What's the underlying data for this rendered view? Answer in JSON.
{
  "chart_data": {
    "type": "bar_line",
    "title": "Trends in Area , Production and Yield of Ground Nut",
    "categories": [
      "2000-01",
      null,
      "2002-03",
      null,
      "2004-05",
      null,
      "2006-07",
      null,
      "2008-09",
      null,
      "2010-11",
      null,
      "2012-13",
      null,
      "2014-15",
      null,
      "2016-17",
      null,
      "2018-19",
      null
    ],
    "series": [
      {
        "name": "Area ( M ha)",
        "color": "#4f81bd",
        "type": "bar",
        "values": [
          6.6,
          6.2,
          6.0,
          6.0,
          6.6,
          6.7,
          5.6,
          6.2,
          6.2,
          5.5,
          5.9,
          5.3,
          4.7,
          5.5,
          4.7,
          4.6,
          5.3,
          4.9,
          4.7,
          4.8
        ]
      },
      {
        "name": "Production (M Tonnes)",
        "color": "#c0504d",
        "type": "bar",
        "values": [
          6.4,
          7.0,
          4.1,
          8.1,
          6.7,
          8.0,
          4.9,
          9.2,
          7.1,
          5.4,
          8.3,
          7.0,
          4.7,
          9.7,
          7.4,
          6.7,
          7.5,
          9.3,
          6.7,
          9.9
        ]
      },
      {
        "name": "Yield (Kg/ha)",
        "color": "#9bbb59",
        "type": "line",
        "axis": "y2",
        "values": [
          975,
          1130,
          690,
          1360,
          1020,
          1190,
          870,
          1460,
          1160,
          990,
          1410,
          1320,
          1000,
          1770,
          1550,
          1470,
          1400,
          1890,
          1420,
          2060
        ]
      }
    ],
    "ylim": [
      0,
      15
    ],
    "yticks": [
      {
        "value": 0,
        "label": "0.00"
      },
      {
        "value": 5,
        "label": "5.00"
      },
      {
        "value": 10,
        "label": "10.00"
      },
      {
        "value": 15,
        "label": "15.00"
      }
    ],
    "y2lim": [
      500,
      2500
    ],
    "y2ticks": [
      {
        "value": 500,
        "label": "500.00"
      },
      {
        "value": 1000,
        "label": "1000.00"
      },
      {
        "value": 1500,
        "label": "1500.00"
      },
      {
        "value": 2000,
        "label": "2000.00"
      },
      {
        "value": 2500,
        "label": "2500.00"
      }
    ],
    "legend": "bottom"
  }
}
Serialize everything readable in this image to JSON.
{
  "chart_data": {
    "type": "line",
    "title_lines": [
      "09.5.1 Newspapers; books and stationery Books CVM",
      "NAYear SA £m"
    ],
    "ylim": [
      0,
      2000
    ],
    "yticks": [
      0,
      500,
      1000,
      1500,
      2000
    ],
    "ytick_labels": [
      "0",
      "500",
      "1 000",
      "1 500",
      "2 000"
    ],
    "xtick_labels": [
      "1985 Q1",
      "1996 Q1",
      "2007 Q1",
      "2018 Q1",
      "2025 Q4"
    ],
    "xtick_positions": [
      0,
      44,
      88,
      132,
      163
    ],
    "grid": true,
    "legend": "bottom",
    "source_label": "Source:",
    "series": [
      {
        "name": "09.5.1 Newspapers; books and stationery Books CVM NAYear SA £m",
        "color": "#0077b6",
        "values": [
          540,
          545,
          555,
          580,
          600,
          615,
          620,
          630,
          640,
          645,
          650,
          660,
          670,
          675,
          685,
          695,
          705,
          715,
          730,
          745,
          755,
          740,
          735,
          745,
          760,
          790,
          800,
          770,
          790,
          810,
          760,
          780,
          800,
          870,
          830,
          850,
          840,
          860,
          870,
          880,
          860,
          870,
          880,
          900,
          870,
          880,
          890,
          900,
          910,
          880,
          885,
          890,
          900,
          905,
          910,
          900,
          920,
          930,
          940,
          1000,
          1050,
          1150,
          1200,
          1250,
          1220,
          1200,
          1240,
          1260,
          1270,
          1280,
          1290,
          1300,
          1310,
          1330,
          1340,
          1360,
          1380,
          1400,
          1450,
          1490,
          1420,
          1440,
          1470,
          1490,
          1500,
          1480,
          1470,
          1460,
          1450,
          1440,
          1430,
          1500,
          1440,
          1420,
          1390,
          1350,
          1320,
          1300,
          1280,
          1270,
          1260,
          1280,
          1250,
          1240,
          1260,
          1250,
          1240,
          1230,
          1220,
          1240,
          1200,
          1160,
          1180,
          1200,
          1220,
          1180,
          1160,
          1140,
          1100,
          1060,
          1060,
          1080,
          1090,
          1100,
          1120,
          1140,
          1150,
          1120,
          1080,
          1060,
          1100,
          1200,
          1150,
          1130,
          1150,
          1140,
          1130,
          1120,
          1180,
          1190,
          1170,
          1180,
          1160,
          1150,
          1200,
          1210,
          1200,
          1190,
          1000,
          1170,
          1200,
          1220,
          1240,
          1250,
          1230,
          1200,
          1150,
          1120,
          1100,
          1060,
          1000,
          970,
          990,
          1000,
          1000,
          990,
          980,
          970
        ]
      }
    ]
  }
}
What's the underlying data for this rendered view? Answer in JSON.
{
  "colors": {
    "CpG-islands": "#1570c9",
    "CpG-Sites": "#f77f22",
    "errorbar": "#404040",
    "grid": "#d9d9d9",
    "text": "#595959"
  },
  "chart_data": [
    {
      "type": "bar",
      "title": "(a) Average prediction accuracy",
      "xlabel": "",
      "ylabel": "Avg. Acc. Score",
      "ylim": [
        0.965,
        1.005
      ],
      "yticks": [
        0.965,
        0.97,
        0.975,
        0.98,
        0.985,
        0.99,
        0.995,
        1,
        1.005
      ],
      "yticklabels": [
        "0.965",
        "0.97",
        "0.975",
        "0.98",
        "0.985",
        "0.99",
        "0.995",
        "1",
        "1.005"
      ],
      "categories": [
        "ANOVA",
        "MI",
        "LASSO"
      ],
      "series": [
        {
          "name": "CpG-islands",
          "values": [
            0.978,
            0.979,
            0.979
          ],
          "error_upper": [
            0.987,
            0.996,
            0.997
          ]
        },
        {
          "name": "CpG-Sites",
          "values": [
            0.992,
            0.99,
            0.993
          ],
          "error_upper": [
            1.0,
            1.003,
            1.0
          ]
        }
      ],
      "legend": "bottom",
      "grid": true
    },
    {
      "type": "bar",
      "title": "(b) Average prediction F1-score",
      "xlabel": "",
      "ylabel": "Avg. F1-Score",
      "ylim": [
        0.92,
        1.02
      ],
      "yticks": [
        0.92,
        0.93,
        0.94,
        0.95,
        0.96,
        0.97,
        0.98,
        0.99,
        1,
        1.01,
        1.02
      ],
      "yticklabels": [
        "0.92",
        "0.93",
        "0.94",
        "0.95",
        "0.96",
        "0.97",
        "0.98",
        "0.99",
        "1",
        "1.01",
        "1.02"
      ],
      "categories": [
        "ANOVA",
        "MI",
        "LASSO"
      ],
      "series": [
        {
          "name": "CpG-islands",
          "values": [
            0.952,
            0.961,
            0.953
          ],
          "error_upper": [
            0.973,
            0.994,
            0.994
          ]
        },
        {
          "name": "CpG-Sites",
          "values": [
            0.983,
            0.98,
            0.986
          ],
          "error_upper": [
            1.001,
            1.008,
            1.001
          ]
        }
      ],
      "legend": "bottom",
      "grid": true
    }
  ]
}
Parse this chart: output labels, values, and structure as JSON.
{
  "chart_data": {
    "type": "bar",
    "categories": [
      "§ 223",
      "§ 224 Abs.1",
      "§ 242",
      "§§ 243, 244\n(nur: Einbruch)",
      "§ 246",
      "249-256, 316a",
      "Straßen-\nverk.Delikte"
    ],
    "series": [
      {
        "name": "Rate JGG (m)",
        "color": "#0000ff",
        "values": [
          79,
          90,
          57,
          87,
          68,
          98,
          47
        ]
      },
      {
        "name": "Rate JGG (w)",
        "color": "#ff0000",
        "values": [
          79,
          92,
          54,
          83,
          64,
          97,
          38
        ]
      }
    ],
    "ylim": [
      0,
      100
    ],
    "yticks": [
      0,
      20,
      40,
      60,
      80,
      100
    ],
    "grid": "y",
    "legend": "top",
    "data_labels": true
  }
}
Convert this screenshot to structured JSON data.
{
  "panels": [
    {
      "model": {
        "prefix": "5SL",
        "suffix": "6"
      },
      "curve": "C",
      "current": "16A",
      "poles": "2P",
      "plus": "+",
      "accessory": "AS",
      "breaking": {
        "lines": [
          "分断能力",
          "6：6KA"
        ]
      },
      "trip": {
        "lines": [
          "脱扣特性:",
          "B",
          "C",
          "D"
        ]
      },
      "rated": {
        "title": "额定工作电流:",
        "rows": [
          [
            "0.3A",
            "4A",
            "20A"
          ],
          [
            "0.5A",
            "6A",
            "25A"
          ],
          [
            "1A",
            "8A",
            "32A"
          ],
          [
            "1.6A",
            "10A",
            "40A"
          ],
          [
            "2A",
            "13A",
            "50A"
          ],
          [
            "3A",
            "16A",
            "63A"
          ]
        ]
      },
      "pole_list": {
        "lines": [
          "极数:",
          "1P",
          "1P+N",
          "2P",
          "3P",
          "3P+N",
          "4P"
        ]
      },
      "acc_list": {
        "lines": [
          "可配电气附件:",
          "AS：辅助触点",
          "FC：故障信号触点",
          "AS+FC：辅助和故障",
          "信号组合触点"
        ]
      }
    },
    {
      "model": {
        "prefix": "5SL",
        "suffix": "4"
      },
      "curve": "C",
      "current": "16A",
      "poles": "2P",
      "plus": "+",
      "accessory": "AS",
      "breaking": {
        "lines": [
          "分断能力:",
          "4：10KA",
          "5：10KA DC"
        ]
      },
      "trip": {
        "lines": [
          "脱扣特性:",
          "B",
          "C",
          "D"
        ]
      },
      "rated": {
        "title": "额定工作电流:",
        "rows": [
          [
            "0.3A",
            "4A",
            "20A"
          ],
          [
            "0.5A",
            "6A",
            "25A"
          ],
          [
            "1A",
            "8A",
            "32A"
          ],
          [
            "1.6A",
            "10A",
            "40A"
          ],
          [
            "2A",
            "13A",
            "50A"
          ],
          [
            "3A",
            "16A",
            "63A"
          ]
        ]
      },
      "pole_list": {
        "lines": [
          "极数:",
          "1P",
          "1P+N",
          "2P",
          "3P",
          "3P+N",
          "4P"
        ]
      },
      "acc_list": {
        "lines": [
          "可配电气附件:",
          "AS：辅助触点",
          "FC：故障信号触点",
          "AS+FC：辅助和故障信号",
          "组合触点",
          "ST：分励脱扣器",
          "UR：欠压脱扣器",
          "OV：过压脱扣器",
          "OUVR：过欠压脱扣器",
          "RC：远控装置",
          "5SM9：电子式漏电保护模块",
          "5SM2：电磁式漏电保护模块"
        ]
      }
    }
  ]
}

# Requirements
Find the lines containing "legend" and list every one of them.

# Response to this task
    "legend": "bottom"
    "legend": "bottom",
      "legend": "bottom",
      "legend": "bottom",
    "legend": "top",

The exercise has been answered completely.